Dataset excerpt

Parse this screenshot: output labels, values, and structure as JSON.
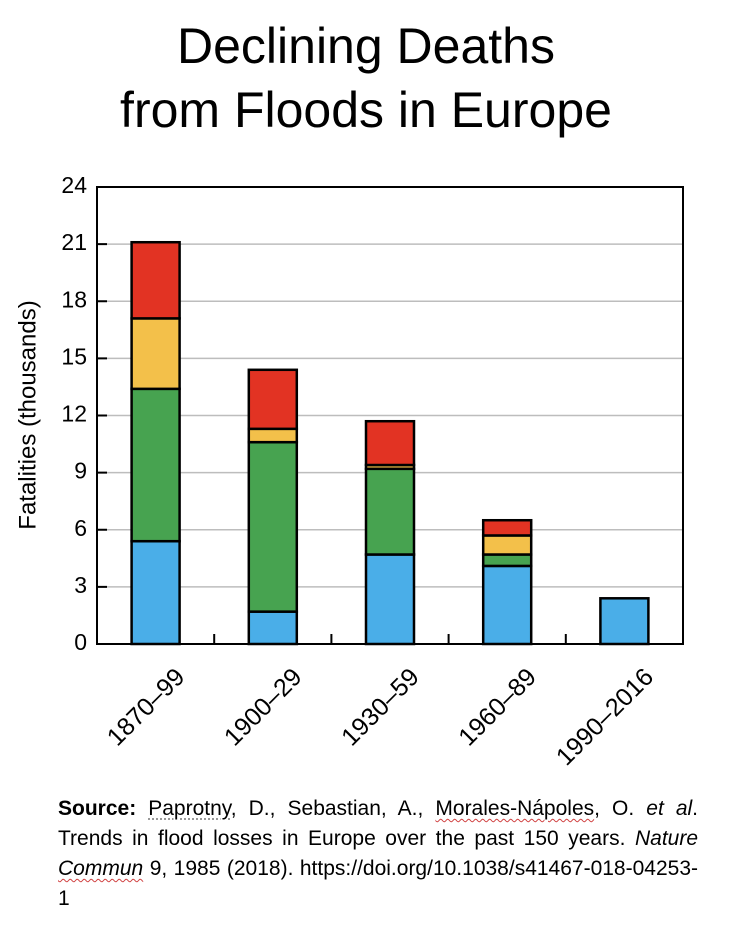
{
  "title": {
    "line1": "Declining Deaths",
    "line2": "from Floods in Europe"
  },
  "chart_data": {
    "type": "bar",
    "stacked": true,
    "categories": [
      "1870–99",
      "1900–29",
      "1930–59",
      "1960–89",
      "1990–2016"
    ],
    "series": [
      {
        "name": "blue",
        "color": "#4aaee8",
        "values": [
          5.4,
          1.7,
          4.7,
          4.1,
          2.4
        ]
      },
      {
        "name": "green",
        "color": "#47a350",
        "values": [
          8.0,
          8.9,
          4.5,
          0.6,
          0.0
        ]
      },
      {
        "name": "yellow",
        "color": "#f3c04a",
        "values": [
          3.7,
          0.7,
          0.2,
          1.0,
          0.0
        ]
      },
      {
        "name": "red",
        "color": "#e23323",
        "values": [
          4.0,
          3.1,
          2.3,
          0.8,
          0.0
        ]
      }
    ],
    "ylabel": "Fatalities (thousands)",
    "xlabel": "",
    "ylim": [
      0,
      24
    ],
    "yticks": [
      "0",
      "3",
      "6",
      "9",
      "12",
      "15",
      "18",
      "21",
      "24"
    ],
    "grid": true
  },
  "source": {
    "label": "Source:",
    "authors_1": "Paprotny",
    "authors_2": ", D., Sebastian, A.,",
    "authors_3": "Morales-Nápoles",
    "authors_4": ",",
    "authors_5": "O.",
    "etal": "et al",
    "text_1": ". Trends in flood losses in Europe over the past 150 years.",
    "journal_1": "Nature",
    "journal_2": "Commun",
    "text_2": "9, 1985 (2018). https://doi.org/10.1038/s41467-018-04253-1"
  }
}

...

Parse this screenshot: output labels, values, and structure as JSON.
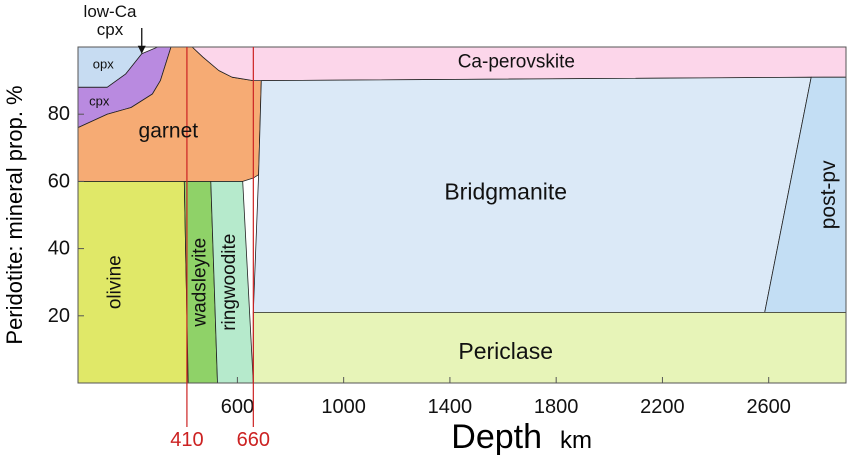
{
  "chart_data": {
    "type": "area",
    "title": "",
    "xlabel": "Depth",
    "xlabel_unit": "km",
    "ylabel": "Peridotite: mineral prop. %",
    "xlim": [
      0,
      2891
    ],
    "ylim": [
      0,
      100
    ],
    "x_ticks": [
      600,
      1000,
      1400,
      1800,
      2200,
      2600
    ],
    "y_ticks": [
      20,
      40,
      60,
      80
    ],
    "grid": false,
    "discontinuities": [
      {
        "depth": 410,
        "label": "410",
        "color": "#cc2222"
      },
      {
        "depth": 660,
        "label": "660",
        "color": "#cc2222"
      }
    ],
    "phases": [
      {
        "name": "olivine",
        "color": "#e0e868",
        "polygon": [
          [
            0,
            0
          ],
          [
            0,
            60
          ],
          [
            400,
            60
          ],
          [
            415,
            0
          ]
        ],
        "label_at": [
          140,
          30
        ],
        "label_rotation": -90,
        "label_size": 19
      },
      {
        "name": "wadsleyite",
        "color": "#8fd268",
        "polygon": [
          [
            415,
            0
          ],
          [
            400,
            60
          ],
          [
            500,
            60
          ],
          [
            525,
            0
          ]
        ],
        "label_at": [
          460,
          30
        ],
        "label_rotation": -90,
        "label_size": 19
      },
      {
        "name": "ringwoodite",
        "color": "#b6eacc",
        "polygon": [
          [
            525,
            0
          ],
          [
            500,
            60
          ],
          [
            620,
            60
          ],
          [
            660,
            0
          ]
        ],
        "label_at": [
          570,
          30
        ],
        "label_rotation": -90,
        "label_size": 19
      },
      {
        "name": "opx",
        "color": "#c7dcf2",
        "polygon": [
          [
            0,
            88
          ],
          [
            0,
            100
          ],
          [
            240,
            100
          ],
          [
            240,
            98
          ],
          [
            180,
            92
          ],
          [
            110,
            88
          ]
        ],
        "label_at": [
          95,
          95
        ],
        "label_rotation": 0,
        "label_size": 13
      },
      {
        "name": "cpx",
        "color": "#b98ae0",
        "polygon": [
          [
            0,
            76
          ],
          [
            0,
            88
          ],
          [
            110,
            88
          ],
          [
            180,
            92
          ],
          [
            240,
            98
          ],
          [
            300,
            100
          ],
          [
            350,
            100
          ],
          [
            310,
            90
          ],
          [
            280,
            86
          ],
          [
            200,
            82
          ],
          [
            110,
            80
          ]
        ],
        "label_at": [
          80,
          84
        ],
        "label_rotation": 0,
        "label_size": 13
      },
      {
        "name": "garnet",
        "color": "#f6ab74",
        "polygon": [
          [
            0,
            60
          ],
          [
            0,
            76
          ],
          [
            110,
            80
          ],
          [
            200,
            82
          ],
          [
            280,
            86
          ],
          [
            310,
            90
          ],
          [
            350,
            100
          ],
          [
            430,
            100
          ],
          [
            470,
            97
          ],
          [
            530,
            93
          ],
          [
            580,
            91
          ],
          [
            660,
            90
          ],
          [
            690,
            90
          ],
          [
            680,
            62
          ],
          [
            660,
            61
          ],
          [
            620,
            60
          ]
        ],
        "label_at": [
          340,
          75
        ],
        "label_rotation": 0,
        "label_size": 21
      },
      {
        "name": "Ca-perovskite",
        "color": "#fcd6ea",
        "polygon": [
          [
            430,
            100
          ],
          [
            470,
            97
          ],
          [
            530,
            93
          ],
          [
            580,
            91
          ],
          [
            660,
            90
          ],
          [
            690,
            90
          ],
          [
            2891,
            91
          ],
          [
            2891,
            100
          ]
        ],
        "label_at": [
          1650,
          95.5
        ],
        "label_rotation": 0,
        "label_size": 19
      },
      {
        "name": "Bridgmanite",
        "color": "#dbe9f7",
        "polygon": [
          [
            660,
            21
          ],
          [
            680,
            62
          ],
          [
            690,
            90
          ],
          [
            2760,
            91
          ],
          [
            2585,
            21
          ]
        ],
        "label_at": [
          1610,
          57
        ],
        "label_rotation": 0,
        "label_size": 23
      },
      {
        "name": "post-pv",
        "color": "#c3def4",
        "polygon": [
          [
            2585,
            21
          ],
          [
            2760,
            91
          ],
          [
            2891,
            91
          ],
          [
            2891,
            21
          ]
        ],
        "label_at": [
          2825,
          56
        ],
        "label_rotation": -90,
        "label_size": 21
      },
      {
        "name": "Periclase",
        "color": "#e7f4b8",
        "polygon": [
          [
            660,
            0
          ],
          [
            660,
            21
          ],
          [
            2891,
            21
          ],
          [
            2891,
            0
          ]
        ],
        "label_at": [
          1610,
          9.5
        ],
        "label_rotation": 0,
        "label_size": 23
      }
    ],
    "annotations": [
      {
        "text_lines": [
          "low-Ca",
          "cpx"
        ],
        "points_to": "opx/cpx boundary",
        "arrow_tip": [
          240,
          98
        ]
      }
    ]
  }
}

* * *

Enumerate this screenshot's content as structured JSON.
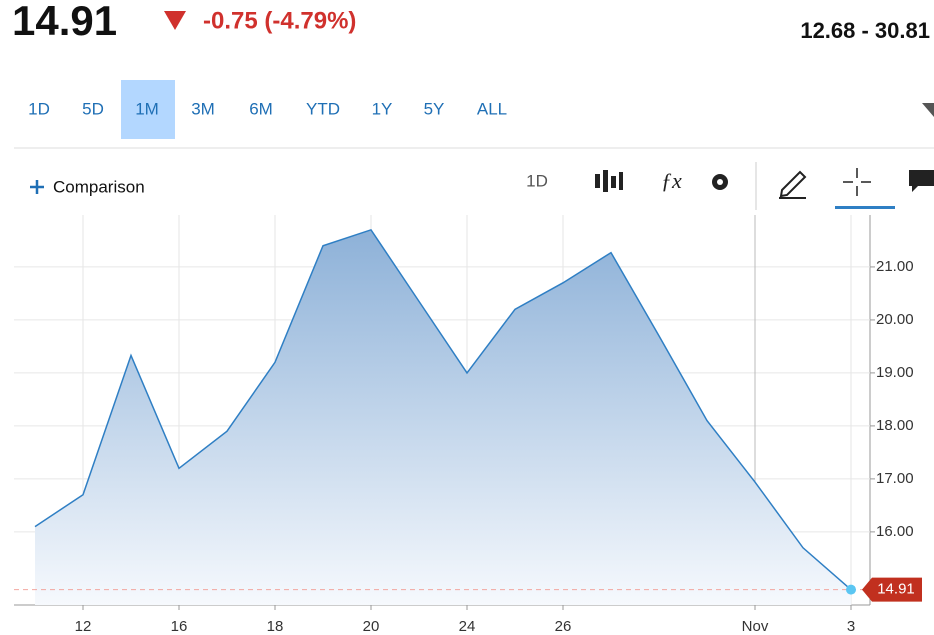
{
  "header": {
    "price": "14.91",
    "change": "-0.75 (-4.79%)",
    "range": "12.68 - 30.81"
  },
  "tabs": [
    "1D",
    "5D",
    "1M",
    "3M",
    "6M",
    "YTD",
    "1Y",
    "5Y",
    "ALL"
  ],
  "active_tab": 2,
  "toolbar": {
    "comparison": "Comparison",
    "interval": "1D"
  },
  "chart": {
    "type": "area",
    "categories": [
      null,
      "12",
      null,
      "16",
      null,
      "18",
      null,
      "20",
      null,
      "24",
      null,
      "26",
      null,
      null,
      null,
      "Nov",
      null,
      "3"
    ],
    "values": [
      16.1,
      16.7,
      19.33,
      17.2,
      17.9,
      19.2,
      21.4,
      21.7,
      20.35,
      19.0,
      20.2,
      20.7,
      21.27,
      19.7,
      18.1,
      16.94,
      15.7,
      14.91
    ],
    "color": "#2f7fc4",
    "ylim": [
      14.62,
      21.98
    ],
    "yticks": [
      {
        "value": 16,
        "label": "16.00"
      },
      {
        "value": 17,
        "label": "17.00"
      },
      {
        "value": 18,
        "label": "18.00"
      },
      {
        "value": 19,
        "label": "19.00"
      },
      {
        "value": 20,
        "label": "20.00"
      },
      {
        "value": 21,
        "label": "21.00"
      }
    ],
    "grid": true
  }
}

WRITTEN INSTRUCTION ->
Reply with one number only: the count of lines in the entries that contain "ylabel".

RESULT ->
2